• [INPUT RECORDS]
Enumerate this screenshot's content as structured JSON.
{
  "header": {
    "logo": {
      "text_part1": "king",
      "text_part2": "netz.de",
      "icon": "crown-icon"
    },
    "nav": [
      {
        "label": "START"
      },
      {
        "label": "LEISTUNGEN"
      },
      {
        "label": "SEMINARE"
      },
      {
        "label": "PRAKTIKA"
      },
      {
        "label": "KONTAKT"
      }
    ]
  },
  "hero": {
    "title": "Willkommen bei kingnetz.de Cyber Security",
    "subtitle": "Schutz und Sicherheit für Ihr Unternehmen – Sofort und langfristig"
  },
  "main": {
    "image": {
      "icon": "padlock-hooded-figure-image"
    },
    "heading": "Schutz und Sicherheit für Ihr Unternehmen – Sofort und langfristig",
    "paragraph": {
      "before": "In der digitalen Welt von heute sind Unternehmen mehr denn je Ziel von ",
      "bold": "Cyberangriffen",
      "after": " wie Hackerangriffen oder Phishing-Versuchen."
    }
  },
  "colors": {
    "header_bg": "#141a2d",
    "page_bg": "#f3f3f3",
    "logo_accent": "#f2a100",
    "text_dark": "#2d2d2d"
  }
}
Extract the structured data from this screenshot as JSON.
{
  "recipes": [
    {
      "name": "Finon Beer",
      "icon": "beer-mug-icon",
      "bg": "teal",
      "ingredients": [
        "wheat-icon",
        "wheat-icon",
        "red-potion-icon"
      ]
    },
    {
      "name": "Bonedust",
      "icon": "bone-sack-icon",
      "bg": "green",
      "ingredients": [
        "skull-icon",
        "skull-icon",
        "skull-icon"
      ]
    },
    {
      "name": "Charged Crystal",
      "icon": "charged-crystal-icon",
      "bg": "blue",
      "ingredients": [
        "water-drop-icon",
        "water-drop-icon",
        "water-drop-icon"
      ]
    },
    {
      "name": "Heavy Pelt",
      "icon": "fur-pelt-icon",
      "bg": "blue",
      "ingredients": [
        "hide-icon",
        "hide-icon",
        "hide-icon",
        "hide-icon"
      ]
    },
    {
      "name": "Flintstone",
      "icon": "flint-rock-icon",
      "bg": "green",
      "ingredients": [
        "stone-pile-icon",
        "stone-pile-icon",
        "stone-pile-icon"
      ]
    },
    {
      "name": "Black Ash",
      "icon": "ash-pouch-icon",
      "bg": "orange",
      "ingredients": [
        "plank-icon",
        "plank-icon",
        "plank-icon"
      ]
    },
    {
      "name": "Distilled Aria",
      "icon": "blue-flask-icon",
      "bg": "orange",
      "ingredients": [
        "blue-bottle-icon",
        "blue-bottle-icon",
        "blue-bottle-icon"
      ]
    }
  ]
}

• [DIRECTIONS] From the listing, copy every line where the string "Schutz" appears.

• [SOLUTION BELOW]
    "subtitle": "Schutz und Sicherheit für Ihr Unternehmen – Sofort und langfristig"
    "heading": "Schutz und Sicherheit für Ihr Unternehmen – Sofort und langfristig",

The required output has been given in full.